### Directive A:
Copy the passage on the India-China border clash word for word, from "India’s Ministry of" to "persisted for weeks.", inclusive.

### Source passage:
------------------------------------------------

India’s Ministry of External Affairs (MEA) corroborated this sequence of events
on June 17 when it detailed a conversation between Foreign Minister S
Jaishankar and his Chinese counterpart Wang Yi. In a phone call, Jaishankar
told the Yi that the PLA soldiers’ actions “reflected an intent to change the
facts on the ground in violation of all our agreements to not change the status
quo”. Jaishankar, in his call, underscored the need to implement the June 6
understanding reached by the military officials of both sides as part of a
phased de-escalation strategy to ease tensions that had persisted for weeks.
The plan was discussed between Lt Gen Harinder Singh, GOC of the Indian Army’s Leh-based
XIV Corps, and Maj Gen Liu Lin, Commander of the People’s Liberation Army’s
(PLA) South Xinjiang Military District. According to it, the PLA was supposed
to have fallen back around 5km to the east of the location. It had retreated a
bit last week but came back to retake the positions they had temporarily
vacated. On June 15, the PLA deployment had numerical superiority over the
Indian side—more than 250 of them were present in the area when the Indian
squad, despite being fewer in numbers, demanded that the PLA remove the
structures and withdraw in order to return to status quo. The PLA was, however,
adamant on holding its ground. It seemed prepared for a face-off. In the first
wave of clashes on June 15 night, Col Babu and two other soldiers were
grievously hurt and succumbed to their injuries. Reinforcements arrived from
the Indian side within an hour and the brawl spilled over to beyond midnight,
and the face-off involved more than 500 soldiers from both sides. The clash
took place in pitch-dark conditions and resulted in 20 deaths on the Indian
side, and possibly 46 casualties including injuries on the PLA side, pushing
the bilateral relationship between the two nuclear powers to an all-time low. They
were the first Indian casualties in a border skirmish with the PLA since
October 1975 when PLA troops ambushed an Indian Army patrol in Arunachal
Pradesh’s Tulung La sector and shot four soldiers dead. The deadly confrontation
came on a day when Army delegations from India and China held talks at two
locations along the LAC--one involving Brigadier-ranked officers who met at the
Galwan Valley, and the other between Colonel-ranked officers at Hot Springs--as
part of continuing efforts to resolve the standoff. The Indian Army
acknowledged three casualties in a statement issued on June 16 afternoon. It
later issued another statement in the evening saying, “17 Indian troops who
were critically injured in the line of duty at the stand-off location and
exposed to sub-zero temperatures in the high-altitude terrain have succumbed to
their injuries, taking the total killed in action to 20.”

------------------------------------------------

### Records provided:
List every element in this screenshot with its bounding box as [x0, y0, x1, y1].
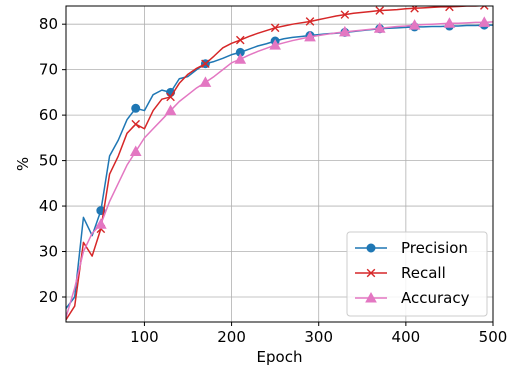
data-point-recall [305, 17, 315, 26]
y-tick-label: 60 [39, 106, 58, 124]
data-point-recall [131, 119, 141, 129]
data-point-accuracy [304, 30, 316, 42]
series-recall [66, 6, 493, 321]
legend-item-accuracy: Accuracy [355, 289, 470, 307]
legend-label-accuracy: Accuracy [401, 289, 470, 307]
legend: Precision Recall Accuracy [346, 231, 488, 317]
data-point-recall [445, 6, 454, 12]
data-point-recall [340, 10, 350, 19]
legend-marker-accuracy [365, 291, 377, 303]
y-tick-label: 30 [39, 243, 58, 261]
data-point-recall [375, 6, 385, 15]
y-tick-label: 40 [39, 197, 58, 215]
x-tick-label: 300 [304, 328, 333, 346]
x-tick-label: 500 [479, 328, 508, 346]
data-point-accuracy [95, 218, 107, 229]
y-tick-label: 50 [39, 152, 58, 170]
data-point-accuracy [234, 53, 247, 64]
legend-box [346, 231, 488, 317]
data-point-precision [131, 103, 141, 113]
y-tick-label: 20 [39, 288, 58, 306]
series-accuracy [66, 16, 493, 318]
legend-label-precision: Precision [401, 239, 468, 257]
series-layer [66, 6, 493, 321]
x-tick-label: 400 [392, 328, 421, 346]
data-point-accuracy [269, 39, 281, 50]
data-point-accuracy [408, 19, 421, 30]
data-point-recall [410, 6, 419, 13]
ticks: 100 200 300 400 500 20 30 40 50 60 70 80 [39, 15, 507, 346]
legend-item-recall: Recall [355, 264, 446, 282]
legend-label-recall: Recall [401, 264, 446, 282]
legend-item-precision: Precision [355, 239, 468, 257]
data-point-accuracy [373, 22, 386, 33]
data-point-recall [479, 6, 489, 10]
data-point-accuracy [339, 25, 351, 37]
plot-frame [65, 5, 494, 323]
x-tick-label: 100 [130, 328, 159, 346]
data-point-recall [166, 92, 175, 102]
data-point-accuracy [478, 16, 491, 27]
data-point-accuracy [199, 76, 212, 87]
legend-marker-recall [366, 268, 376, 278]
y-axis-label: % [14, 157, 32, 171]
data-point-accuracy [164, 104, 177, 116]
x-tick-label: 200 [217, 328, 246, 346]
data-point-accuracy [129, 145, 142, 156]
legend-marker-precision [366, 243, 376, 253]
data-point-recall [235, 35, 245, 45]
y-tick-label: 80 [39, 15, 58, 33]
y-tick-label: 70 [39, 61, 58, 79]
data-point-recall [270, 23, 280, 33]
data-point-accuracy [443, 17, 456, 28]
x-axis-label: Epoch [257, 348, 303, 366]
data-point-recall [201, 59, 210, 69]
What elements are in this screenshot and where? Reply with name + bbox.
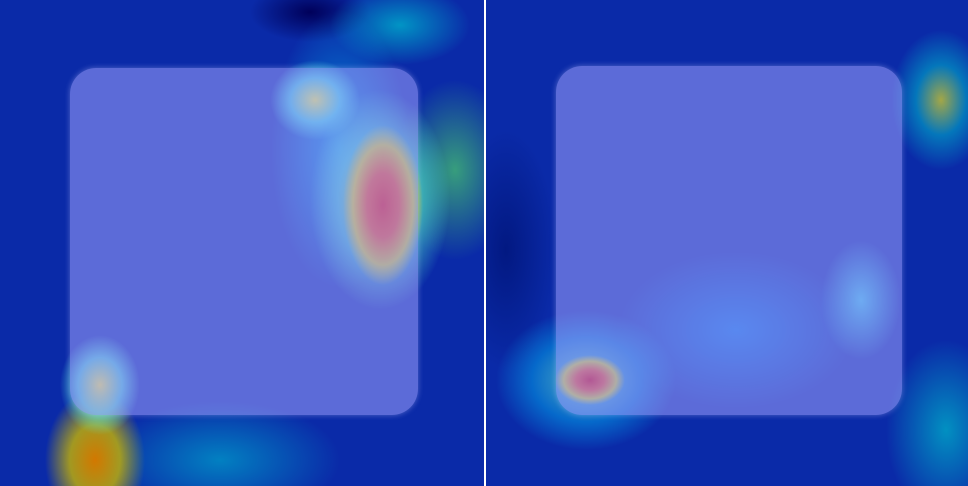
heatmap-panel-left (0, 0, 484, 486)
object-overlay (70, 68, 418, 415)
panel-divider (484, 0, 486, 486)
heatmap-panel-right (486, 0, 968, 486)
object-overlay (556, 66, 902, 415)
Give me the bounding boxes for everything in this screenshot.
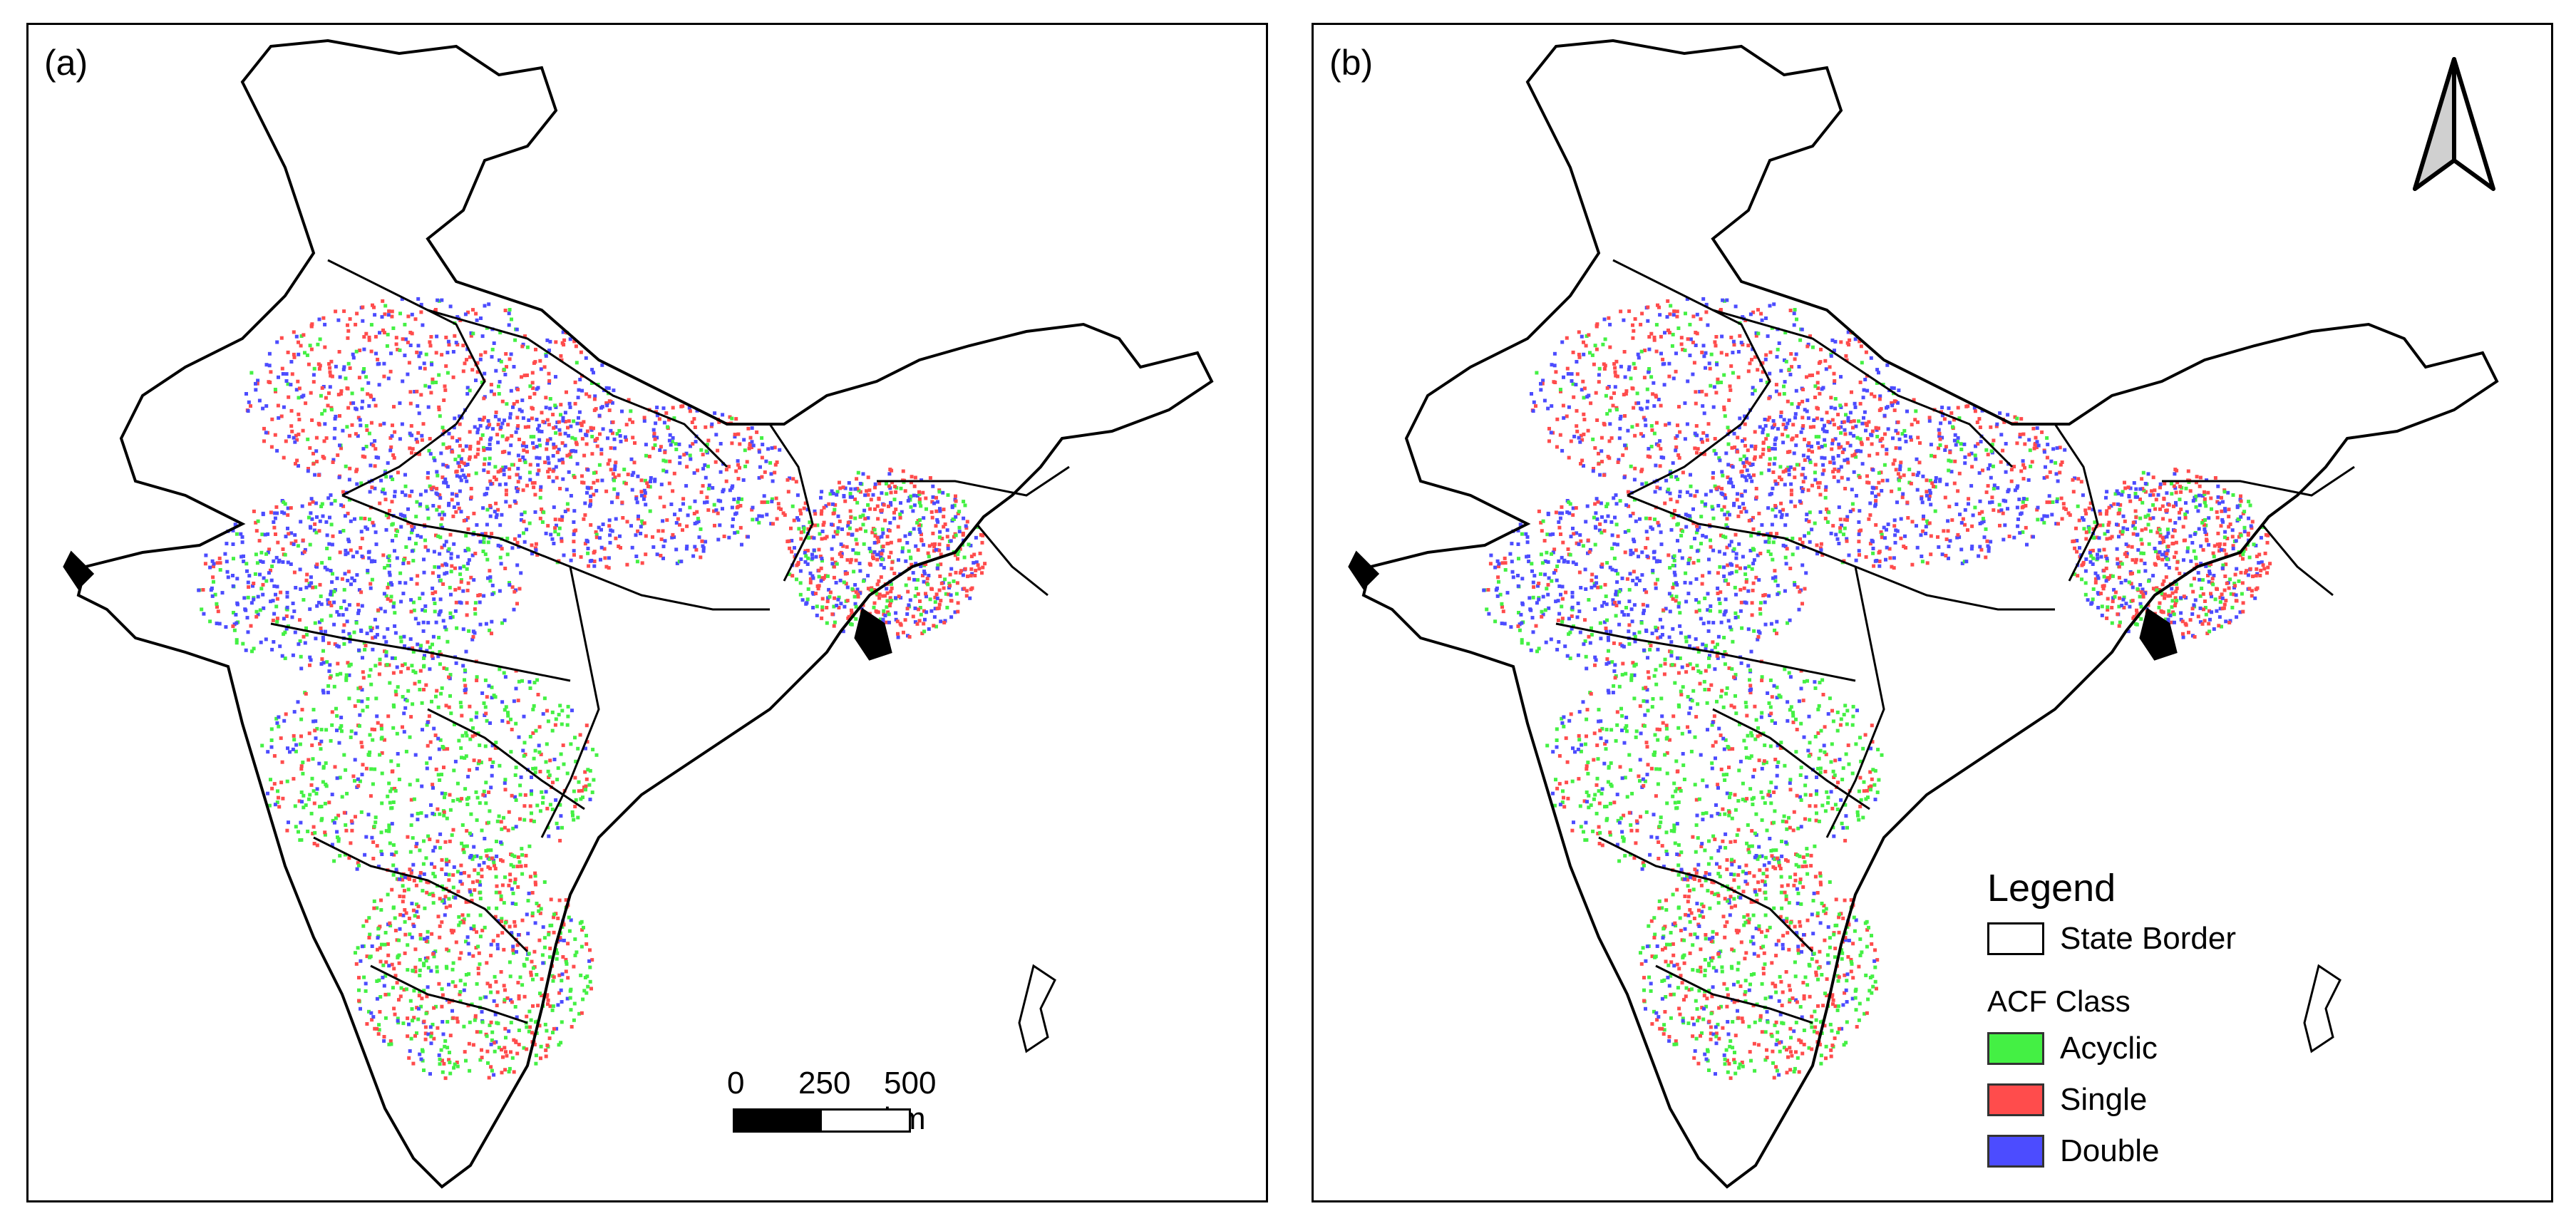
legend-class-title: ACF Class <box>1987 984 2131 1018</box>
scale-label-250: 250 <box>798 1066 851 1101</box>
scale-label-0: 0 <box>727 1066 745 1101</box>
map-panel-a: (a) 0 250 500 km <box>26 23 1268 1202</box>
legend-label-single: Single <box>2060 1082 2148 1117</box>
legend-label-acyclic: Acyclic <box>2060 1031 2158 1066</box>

------------------------------------------------

### Directive B:
In the rows, repeat verbatim the lines between the line holding "data-point-recall [305, 17, 315, 26]" and the line holding "data-point-accuracy [95, 218, 107, 229]", inclusive.

### Complete response A:
India’s Ministry of External Affairs (MEA) corroborated this sequence of events
on June 17 when it detailed a conversation between Foreign Minister S
Jaishankar and his Chinese counterpart Wang Yi. In a phone call, Jaishankar
told the Yi that the PLA soldiers’ actions “reflected an intent to change the
facts on the ground in violation of all our agreements to not change the status
quo”. Jaishankar, in his call, underscored the need to implement the June 6
understanding reached by the military officials of both sides as part of a
phased de-escalation strategy to ease tensions that had persisted for weeks.

### Complete response B:
data-point-recall [305, 17, 315, 26]
y-tick-label: 60 [39, 106, 58, 124]
data-point-recall [131, 119, 141, 129]
data-point-accuracy [304, 30, 316, 42]
series-recall [66, 6, 493, 321]
legend-item-accuracy: Accuracy [355, 289, 470, 307]
legend-label-accuracy: Accuracy [401, 289, 470, 307]
legend: Precision Recall Accuracy [346, 231, 488, 317]
data-point-recall [445, 6, 454, 12]
data-point-recall [340, 10, 350, 19]
legend-marker-accuracy [365, 291, 377, 303]
y-tick-label: 30 [39, 243, 58, 261]
data-point-recall [375, 6, 385, 15]
y-tick-label: 40 [39, 197, 58, 215]
x-tick-label: 300 [304, 328, 333, 346]
x-tick-label: 500 [479, 328, 508, 346]
data-point-accuracy [95, 218, 107, 229]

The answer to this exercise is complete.